- **Goal**: Copy out every line that contains "JSON".

— Begin Records for this exercise —

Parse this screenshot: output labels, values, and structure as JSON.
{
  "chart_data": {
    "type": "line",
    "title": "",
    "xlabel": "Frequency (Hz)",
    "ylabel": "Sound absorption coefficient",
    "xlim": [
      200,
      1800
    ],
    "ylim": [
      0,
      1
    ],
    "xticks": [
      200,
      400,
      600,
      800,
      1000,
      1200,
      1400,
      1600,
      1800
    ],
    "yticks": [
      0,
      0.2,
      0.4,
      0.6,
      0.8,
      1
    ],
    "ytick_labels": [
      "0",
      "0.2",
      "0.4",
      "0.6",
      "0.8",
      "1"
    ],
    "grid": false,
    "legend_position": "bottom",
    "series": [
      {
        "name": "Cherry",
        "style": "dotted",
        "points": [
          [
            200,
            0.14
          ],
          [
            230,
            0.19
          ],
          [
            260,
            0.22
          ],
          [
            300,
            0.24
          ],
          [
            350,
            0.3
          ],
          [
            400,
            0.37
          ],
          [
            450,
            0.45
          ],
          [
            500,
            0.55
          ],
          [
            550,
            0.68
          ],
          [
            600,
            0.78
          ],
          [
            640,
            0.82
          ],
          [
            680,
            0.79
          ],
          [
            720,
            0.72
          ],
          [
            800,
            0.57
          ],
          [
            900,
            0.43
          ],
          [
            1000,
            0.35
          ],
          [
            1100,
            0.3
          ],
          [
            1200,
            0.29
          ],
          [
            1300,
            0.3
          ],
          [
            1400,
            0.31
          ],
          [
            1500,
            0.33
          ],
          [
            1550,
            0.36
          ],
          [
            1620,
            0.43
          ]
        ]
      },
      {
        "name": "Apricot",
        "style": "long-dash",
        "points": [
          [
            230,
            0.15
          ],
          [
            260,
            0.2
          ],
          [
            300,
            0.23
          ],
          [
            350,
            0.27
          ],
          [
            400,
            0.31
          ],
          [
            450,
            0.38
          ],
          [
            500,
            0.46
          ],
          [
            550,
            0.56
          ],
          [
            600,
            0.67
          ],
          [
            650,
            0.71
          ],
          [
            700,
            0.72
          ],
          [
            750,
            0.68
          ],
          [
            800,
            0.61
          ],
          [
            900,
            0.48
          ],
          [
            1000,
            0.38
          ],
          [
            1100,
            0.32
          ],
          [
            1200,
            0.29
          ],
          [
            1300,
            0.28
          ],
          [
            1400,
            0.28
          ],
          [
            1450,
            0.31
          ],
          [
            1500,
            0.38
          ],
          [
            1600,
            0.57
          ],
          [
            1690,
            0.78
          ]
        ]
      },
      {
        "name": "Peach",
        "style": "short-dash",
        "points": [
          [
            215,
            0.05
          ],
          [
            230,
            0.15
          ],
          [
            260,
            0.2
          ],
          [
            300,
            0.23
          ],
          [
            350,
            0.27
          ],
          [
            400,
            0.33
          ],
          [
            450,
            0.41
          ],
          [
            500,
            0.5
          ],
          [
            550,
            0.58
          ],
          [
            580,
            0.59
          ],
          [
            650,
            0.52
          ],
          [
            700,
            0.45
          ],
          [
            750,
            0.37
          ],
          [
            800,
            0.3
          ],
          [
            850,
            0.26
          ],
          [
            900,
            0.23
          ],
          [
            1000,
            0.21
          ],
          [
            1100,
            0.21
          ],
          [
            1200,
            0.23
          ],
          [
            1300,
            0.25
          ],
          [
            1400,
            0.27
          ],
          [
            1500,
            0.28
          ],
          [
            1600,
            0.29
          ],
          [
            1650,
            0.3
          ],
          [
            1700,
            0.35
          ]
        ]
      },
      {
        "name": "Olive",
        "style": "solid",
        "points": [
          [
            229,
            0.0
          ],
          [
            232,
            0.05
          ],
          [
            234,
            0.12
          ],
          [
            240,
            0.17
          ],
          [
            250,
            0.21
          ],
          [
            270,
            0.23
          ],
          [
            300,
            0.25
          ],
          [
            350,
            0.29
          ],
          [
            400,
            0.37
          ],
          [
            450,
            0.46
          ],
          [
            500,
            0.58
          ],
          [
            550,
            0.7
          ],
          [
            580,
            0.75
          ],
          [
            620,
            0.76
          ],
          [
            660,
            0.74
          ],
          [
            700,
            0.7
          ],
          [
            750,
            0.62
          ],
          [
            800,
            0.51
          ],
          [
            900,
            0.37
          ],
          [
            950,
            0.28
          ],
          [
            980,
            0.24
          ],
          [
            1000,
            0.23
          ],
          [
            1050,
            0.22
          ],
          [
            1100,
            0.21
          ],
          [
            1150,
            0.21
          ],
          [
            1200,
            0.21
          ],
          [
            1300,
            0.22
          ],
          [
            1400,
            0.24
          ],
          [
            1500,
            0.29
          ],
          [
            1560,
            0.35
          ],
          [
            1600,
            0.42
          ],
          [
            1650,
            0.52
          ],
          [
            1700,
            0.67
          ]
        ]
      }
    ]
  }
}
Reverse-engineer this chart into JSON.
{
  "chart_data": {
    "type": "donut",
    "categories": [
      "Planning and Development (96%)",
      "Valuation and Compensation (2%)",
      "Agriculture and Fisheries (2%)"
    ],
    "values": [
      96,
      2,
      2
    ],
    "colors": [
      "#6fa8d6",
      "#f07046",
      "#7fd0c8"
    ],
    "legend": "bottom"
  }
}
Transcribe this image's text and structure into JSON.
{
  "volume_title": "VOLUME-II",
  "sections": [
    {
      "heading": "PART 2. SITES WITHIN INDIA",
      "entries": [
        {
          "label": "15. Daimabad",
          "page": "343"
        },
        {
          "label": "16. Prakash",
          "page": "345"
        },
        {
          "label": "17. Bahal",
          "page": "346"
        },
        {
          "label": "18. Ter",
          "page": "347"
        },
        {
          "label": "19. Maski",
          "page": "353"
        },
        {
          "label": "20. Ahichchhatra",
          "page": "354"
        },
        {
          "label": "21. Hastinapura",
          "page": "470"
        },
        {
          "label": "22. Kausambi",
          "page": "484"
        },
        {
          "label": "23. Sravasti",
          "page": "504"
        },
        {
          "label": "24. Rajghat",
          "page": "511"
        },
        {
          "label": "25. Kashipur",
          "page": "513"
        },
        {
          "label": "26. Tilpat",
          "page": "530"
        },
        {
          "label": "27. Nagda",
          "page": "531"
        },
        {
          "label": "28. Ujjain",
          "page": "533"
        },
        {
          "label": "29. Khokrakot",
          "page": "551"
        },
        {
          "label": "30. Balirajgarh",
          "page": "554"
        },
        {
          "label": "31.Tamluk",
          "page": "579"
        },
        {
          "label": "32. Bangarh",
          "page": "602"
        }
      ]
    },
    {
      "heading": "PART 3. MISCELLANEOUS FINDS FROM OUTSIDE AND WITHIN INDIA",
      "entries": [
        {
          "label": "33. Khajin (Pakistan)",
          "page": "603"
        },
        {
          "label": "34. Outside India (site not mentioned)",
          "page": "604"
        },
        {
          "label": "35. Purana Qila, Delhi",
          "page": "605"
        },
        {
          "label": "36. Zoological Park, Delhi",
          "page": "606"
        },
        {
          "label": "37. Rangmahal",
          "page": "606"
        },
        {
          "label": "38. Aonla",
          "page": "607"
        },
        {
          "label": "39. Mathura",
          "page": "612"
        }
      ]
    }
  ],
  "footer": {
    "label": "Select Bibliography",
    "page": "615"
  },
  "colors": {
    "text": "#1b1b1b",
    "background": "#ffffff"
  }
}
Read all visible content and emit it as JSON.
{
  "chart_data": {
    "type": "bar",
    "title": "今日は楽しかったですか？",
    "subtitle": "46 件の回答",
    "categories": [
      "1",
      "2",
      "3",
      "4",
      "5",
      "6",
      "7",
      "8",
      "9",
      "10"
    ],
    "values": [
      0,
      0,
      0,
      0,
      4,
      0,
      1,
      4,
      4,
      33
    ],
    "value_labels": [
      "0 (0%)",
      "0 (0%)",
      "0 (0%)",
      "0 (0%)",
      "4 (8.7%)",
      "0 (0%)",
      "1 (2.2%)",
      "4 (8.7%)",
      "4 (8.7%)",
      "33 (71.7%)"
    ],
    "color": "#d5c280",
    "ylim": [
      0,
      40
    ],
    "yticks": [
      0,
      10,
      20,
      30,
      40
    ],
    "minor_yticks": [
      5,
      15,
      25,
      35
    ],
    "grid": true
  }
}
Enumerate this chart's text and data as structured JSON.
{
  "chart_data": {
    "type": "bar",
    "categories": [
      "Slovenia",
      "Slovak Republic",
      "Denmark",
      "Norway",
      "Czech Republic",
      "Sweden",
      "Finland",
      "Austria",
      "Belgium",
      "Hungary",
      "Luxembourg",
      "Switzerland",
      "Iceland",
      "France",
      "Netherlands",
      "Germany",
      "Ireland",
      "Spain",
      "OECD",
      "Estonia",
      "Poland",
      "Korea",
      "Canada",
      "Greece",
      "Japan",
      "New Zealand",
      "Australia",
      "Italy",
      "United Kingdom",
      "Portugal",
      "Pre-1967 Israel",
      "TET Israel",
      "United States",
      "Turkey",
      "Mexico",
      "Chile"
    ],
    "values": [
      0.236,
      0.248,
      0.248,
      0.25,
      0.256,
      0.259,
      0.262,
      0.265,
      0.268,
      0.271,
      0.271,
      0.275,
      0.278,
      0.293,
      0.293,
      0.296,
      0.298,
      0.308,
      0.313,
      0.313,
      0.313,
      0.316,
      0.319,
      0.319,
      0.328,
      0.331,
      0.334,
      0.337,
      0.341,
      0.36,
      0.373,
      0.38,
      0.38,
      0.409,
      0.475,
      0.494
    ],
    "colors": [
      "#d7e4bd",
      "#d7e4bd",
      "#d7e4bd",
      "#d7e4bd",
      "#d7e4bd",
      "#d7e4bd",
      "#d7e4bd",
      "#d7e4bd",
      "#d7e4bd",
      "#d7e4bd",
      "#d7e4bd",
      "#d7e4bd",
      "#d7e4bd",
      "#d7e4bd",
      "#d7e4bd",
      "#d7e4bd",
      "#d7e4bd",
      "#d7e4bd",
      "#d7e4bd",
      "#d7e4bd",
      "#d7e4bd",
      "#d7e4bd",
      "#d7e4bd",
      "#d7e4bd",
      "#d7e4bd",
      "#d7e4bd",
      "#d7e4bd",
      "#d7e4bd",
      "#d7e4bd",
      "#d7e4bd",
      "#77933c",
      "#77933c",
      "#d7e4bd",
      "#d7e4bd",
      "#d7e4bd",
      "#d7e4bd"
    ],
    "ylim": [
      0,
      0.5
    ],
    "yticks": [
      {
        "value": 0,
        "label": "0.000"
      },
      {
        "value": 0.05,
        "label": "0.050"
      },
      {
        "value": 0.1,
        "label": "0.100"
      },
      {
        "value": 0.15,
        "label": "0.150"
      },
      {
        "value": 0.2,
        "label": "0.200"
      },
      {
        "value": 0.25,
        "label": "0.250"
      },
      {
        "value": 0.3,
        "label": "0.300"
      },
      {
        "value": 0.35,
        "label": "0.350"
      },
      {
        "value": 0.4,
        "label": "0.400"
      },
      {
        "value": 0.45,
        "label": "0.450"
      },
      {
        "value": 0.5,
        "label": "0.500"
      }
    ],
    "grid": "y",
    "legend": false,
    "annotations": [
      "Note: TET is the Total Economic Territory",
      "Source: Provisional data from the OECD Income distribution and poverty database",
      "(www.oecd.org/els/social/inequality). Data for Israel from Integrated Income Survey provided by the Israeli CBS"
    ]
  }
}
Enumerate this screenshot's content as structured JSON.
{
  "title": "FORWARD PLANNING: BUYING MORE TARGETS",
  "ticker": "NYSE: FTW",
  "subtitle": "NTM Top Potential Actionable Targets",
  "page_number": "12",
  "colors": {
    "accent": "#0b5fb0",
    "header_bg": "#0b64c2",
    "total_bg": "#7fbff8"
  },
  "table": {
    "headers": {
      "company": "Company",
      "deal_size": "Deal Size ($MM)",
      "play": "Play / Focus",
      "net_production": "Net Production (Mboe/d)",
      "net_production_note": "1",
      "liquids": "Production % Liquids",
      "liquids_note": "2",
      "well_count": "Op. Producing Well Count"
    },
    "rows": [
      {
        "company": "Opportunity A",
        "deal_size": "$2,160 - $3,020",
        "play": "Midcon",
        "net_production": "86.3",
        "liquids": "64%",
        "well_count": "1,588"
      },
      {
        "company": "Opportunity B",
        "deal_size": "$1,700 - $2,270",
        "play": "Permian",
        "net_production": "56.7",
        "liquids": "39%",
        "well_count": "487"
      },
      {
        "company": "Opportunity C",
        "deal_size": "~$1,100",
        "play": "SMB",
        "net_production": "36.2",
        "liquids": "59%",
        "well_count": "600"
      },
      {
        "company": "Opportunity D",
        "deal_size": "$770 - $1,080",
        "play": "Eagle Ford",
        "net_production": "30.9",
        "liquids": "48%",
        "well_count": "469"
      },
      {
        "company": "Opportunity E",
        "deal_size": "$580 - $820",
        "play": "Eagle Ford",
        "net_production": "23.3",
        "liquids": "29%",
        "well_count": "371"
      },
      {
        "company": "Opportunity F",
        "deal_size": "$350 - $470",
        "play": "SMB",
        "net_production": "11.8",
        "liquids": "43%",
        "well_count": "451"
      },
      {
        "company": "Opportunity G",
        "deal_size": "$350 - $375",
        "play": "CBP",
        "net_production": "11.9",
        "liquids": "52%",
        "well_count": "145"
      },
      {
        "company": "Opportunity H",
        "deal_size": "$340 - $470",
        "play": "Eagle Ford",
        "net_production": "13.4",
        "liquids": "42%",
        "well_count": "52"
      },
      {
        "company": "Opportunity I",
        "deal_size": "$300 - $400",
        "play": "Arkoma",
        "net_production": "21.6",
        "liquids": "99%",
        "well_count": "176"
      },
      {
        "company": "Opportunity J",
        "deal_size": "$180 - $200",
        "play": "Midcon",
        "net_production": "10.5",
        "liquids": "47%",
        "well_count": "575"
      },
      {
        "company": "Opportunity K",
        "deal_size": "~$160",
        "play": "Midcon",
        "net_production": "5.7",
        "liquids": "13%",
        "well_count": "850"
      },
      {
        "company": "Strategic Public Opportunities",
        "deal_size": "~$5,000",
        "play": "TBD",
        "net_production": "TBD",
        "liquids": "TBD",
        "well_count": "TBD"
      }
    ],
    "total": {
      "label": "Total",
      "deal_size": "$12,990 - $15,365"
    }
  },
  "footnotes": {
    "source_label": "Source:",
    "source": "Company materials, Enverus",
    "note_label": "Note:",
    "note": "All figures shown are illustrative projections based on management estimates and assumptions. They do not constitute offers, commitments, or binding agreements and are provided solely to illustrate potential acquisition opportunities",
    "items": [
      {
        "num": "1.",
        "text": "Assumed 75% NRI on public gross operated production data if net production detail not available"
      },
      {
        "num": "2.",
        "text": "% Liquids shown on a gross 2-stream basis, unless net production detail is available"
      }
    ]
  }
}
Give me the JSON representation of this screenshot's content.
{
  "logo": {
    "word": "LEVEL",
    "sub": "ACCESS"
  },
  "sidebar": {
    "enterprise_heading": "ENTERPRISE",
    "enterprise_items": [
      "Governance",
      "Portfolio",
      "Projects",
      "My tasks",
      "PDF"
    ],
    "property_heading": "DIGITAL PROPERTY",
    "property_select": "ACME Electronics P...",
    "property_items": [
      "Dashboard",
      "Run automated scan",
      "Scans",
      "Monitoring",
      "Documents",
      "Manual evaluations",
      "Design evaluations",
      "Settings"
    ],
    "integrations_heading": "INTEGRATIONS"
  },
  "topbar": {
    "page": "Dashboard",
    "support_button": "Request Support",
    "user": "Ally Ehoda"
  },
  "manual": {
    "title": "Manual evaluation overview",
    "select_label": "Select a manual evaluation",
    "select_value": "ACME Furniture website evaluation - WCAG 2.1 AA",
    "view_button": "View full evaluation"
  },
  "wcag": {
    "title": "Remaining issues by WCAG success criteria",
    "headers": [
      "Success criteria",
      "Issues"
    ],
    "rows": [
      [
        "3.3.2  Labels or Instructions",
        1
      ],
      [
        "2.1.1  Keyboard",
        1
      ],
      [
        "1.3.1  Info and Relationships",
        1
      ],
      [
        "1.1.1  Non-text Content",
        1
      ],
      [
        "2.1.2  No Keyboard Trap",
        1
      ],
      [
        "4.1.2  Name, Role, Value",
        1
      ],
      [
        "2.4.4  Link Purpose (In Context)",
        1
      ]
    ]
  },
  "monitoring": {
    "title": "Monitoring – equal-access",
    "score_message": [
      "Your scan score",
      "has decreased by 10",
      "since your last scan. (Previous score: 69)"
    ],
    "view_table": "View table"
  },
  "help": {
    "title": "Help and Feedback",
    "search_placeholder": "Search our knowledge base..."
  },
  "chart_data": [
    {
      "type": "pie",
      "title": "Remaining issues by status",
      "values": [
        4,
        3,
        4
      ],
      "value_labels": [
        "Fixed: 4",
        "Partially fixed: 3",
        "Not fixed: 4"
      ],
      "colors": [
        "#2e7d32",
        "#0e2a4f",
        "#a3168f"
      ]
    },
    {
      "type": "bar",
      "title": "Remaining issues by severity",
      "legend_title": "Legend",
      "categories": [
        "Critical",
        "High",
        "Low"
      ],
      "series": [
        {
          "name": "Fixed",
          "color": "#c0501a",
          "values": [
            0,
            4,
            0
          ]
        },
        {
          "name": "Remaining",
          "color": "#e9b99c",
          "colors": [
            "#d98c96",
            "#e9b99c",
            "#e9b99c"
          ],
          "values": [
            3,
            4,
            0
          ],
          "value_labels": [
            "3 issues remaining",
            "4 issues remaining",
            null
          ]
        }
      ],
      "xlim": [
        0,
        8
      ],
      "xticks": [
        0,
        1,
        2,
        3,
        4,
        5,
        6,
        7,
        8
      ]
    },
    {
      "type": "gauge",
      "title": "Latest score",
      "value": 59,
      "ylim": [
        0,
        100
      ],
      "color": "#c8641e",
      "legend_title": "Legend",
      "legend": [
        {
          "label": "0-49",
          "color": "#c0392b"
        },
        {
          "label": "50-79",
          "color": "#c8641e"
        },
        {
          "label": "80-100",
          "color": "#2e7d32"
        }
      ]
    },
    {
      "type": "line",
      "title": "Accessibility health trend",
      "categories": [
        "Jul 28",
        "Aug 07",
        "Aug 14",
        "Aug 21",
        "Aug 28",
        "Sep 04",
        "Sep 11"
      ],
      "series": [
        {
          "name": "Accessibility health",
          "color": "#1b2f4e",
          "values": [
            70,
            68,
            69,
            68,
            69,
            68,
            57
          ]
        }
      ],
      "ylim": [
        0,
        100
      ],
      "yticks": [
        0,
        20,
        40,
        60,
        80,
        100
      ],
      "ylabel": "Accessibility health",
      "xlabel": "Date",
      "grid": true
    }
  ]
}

— End Records for this exercise —

- **Worked solution**:
Parse this screenshot: output labels, values, and structure as JSON.
Reverse-engineer this chart into JSON.
Transcribe this image's text and structure into JSON.
Read all visible content and emit it as JSON.
Enumerate this chart's text and data as structured JSON.
Enumerate this screenshot's content as structured JSON.
Give me the JSON representation of this screenshot's content.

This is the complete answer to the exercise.